Your task: Narrow the data below down to the lines containing "name".

Raw data:
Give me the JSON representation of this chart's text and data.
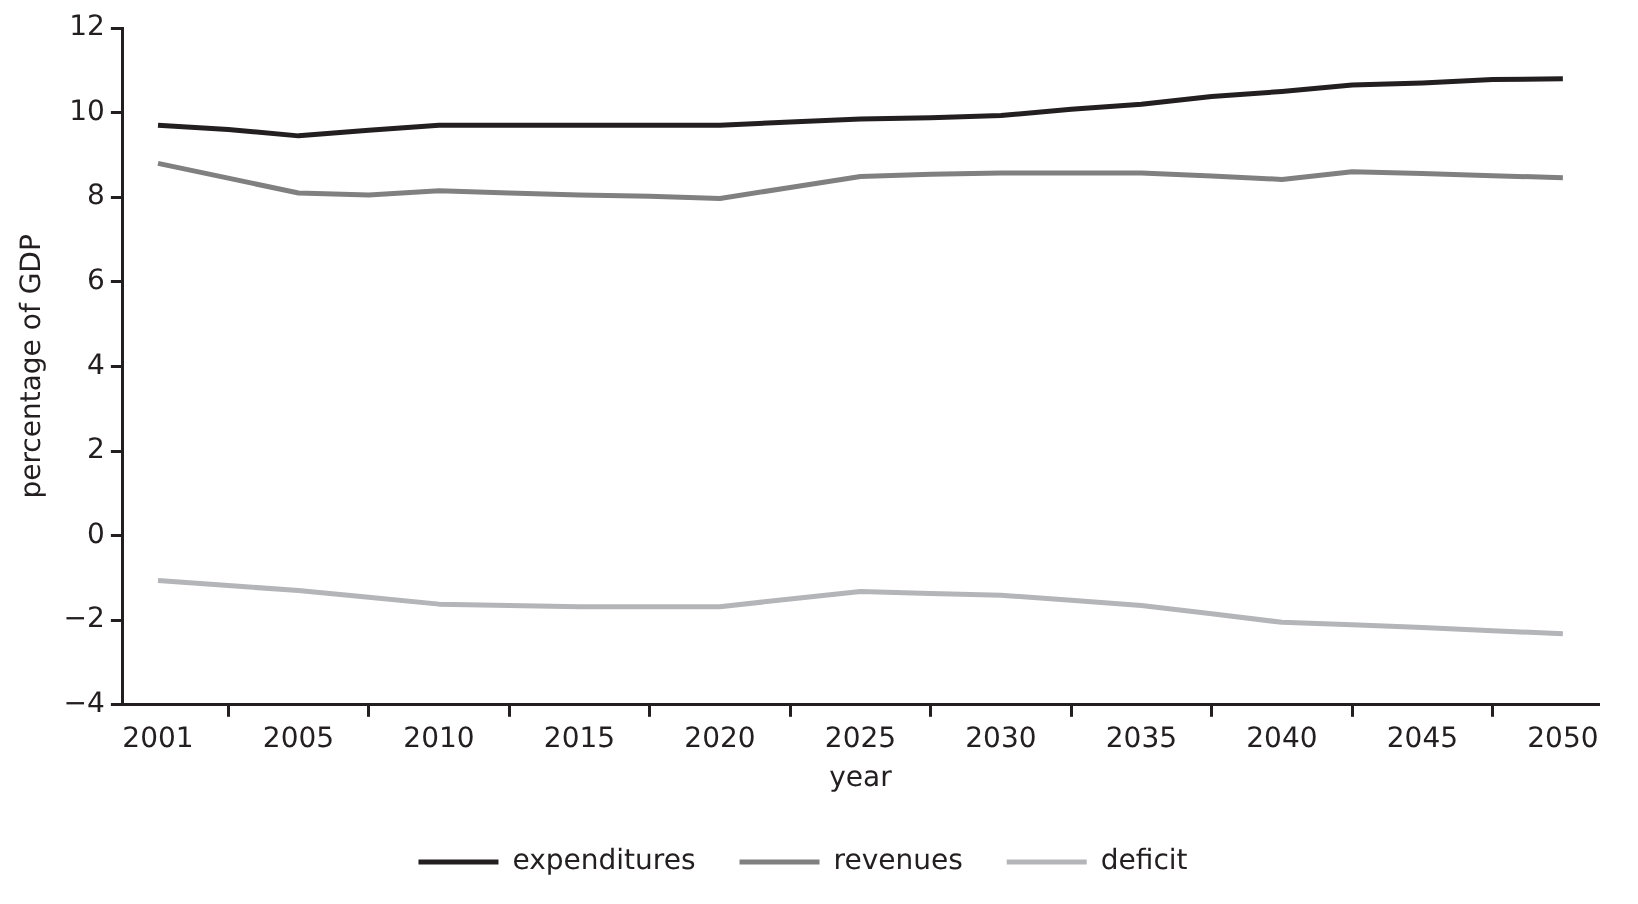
{
  "chart_data": {
    "type": "line",
    "xlabel": "year",
    "ylabel": "percentage of GDP",
    "categories": [
      "2001",
      null,
      "2005",
      null,
      "2010",
      null,
      "2015",
      null,
      "2020",
      null,
      "2025",
      null,
      "2030",
      null,
      "2035",
      null,
      "2040",
      null,
      "2045",
      null,
      "2050"
    ],
    "series": [
      {
        "name": "expenditures",
        "color": "#231f20",
        "values": [
          9.7,
          9.6,
          9.45,
          9.58,
          9.7,
          9.7,
          9.7,
          9.7,
          9.7,
          9.78,
          9.85,
          9.88,
          9.93,
          10.08,
          10.2,
          10.38,
          10.5,
          10.65,
          10.7,
          10.78,
          10.8
        ]
      },
      {
        "name": "revenues",
        "color": "#808080",
        "values": [
          8.8,
          8.45,
          8.1,
          8.05,
          8.15,
          8.1,
          8.05,
          8.02,
          7.97,
          8.23,
          8.49,
          8.54,
          8.57,
          8.57,
          8.57,
          8.5,
          8.42,
          8.6,
          8.56,
          8.51,
          8.46
        ]
      },
      {
        "name": "deficit",
        "color": "#b3b5b8",
        "values": [
          -1.06,
          -1.18,
          -1.3,
          -1.46,
          -1.62,
          -1.65,
          -1.68,
          -1.68,
          -1.68,
          -1.5,
          -1.32,
          -1.37,
          -1.41,
          -1.53,
          -1.65,
          -1.85,
          -2.05,
          -2.11,
          -2.17,
          -2.25,
          -2.32
        ]
      }
    ],
    "ylim": [
      -4,
      12
    ],
    "yticks": [
      -4,
      -2,
      0,
      2,
      4,
      6,
      8,
      10,
      12
    ],
    "grid": false,
    "legend": "bottom",
    "marker": "none",
    "line_style": "solid"
  }
}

Answer for the task:
        "name": "expenditures",
        "name": "revenues",
        "name": "deficit",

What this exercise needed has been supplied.